Cette petite maison est visible sur le cadastre de la page précédente. Elle se situait en face du moulin à droite du pont. Après son achat par l’entreprise le Marié-Bolloré, elle fut utilisée pour loger des bûcherons employés à l’entretien de ces lieux très boisés. L'un des derniers occupants permanents et sa femme fut Jean Perrot encore actuellement à la maison de retraite de Lestonan.

5 Chemins ruraux en 1914

L’histoire de la papeterie nous apprend qu’en 1881 la production d’énergie, de la vapeur en l’occurrence, est assurée par une chaudière en remplacement de la grande roue. Il faut aussi alimenter en eau la chaudière qui produit la vapeur. Le ruisseau du Bigodic était peut-être suffisant pour la grande roue, mais avec les besoins d'énergie croissant l'apport du canal ne fut pas négligeable.

Alors quelle est l’utilisation de l’eau du grand canal ? En plus de son apport énergétique, l’eau est un composant essentiel à la production de la pâte à papier, et ce en quantité de plus en plus importante.

#### Travail demandé
Pouvez-vous écrire la suite du passage sur la papeterie et l'eau du grand canal, en reprenant juste après sa dernière phrase ?

#### Liste des données
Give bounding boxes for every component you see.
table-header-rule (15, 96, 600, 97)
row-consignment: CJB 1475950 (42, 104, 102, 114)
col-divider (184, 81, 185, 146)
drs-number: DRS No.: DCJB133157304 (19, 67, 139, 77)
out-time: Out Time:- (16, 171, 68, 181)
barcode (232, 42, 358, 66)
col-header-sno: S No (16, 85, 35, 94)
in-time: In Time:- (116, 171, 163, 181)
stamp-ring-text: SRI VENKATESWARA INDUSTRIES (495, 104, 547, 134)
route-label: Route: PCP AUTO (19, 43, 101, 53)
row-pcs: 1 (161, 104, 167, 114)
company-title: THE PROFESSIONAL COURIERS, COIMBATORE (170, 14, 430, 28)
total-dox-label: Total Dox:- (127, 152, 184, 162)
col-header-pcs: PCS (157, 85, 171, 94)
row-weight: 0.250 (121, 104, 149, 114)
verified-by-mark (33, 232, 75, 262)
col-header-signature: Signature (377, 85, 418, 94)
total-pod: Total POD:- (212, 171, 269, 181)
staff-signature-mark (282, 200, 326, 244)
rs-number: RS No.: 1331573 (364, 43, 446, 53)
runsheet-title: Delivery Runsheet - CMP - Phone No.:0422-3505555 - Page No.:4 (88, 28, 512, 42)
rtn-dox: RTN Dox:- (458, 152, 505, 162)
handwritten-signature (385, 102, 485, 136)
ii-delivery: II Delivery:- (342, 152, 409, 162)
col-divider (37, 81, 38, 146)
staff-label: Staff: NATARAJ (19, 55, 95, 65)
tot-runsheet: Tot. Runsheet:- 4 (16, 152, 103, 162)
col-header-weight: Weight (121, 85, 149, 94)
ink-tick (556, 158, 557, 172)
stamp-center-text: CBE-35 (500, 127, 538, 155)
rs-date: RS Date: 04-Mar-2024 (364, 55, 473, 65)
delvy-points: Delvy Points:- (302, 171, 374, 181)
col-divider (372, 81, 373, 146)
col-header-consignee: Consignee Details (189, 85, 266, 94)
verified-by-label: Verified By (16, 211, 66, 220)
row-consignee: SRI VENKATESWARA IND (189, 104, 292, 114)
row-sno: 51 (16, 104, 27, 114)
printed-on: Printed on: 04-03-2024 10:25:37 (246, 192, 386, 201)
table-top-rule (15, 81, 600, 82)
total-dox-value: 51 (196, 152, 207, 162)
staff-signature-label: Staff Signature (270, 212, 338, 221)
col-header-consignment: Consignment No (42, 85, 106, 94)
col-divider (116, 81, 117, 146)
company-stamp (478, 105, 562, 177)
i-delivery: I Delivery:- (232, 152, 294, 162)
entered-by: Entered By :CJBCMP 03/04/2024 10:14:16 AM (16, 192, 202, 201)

#### Réponse finale
Ce texte sur l'évolution de l'usine durant la guerre de 14 peut justifier la construction du grand canal

La guerre survient. Malgré les difficultés d'approvisionnement, l'usine se développe. On y construit une centrale électrique à vapeur, le matériel est en quasi-totalité renouvelé et les bâtiments délabrés remplacés par de nouvelles constructions plus fonctionnelles. Une deuxième machine à papier est également installée.

Nous avions situé la construction du grand canal après 1865 en se basant sur la dernière présence d’habitants au moulin de Coat-Piriou ou au moins y ayant eu des enfants car le grand canal emprunte le bief et a nécessité la destruction du moulin. Aucun document ou relation ne permettait d’avancer une date précise !

C’est la découverte et l’étude de documents des archives municipales (plans et textes) sur la modification des chemins ruraux en 1914 qui nous redonnent un état des lieux en particulier pour cette zone du moulin de Coat-Piriou. Une donnée importante pour la chronologie et qui nous avait échappée est la présence d'une borne géodésique sur le montant gauche de l'écluse. Elle date de 1928 !

  • Voir la fiche géodésique de cette borne :[1]
  • On peut ainsi réduire la fourchette de la période de construction du canal à 1914/1928 soit 14 ans.
 

Le projet de modification du chemin N°19 dit de Coat-Piriou : Chemins ruraux N°19 de Coat-Piriou

Le moulin de Coat-Piriou en 1914

Constat :

  • En 1914 le moulin existe toujours avec son bief et sans écluse
  • René Bolloré père ou fils ont déjà achetés des terrains puisque les parcelles 261,262 et 265 sont en leur possession.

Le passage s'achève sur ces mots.